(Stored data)

◇ ◇ ◇ ◇

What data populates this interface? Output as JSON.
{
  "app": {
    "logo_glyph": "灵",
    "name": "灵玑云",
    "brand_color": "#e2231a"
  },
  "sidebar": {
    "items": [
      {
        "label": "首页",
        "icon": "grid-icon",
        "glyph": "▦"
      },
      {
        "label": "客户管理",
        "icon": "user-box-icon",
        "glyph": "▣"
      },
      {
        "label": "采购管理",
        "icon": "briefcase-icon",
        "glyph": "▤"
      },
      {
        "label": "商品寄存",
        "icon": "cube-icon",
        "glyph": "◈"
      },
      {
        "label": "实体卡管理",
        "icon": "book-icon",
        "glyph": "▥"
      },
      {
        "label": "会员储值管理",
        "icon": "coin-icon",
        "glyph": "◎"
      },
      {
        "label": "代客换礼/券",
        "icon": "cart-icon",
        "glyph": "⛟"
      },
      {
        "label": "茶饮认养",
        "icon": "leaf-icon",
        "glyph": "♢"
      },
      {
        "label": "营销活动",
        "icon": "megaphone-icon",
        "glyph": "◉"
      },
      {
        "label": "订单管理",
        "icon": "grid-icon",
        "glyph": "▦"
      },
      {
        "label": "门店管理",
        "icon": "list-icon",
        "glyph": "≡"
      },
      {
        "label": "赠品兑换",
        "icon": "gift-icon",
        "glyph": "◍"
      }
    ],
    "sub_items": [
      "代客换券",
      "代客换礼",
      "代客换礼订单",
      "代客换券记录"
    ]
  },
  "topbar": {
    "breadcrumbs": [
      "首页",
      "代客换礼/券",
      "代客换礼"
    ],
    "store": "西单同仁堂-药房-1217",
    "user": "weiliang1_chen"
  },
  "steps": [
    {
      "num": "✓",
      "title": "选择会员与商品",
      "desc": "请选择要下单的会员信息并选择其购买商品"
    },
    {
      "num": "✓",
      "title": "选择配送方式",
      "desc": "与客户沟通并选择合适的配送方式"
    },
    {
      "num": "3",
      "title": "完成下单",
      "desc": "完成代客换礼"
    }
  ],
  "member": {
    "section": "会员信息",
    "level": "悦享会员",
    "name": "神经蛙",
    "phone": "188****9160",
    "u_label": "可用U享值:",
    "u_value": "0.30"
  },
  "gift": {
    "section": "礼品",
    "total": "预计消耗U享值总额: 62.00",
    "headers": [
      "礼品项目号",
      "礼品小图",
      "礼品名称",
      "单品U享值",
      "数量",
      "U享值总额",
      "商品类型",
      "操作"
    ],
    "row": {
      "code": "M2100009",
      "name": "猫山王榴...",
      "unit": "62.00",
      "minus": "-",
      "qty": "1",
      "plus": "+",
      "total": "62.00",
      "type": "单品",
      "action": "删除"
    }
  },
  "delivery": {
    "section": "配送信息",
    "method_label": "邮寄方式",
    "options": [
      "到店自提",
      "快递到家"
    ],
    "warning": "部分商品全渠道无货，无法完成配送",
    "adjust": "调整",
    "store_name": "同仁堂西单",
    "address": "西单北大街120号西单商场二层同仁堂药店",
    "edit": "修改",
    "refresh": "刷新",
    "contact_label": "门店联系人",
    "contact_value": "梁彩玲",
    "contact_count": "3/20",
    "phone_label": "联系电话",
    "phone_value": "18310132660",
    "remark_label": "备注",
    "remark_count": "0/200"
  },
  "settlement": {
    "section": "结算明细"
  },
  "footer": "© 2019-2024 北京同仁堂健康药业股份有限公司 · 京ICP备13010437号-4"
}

◇ ◇ ◇ ◇

» Work required
Repeat the material above in full, exactly as it stands.

» Correct output
What data populates this interface? Output as JSON.
{
  "app": {
    "logo_glyph": "灵",
    "name": "灵玑云",
    "brand_color": "#e2231a"
  },
  "sidebar": {
    "items": [
      {
        "label": "首页",
        "icon": "grid-icon",
        "glyph": "▦"
      },
      {
        "label": "客户管理",
        "icon": "user-box-icon",
        "glyph": "▣"
      },
      {
        "label": "采购管理",
        "icon": "briefcase-icon",
        "glyph": "▤"
      },
      {
        "label": "商品寄存",
        "icon": "cube-icon",
        "glyph": "◈"
      },
      {
        "label": "实体卡管理",
        "icon": "book-icon",
        "glyph": "▥"
      },
      {
        "label": "会员储值管理",
        "icon": "coin-icon",
        "glyph": "◎"
      },
      {
        "label": "代客换礼/券",
        "icon": "cart-icon",
        "glyph": "⛟"
      },
      {
        "label": "茶饮认养",
        "icon": "leaf-icon",
        "glyph": "♢"
      },
      {
        "label": "营销活动",
        "icon": "megaphone-icon",
        "glyph": "◉"
      },
      {
        "label": "订单管理",
        "icon": "grid-icon",
        "glyph": "▦"
      },
      {
        "label": "门店管理",
        "icon": "list-icon",
        "glyph": "≡"
      },
      {
        "label": "赠品兑换",
        "icon": "gift-icon",
        "glyph": "◍"
      }
    ],
    "sub_items": [
      "代客换券",
      "代客换礼",
      "代客换礼订单",
      "代客换券记录"
    ]
  },
  "topbar": {
    "breadcrumbs": [
      "首页",
      "代客换礼/券",
      "代客换礼"
    ],
    "store": "西单同仁堂-药房-1217",
    "user": "weiliang1_chen"
  },
  "steps": [
    {
      "num": "✓",
      "title": "选择会员与商品",
      "desc": "请选择要下单的会员信息并选择其购买商品"
    },
    {
      "num": "✓",
      "title": "选择配送方式",
      "desc": "与客户沟通并选择合适的配送方式"
    },
    {
      "num": "3",
      "title": "完成下单",
      "desc": "完成代客换礼"
    }
  ],
  "member": {
    "section": "会员信息",
    "level": "悦享会员",
    "name": "神经蛙",
    "phone": "188****9160",
    "u_label": "可用U享值:",
    "u_value": "0.30"
  },
  "gift": {
    "section": "礼品",
    "total": "预计消耗U享值总额: 62.00",
    "headers": [
      "礼品项目号",
      "礼品小图",
      "礼品名称",
      "单品U享值",
      "数量",
      "U享值总额",
      "商品类型",
      "操作"
    ],
    "row": {
      "code": "M2100009",
      "name": "猫山王榴...",
      "unit": "62.00",
      "minus": "-",
      "qty": "1",
      "plus": "+",
      "total": "62.00",
      "type": "单品",
      "action": "删除"
    }
  },
  "delivery": {
    "section": "配送信息",
    "method_label": "邮寄方式",
    "options": [
      "到店自提",
      "快递到家"
    ],
    "warning": "部分商品全渠道无货，无法完成配送",
    "adjust": "调整",
    "store_name": "同仁堂西单",
    "address": "西单北大街120号西单商场二层同仁堂药店",
    "edit": "修改",
    "refresh": "刷新",
    "contact_label": "门店联系人",
    "contact_value": "梁彩玲",
    "contact_count": "3/20",
    "phone_label": "联系电话",
    "phone_value": "18310132660",
    "remark_label": "备注",
    "remark_count": "0/200"
  },
  "settlement": {
    "section": "结算明细"
  },
  "footer": "© 2019-2024 北京同仁堂健康药业股份有限公司 · 京ICP备13010437号-4"
}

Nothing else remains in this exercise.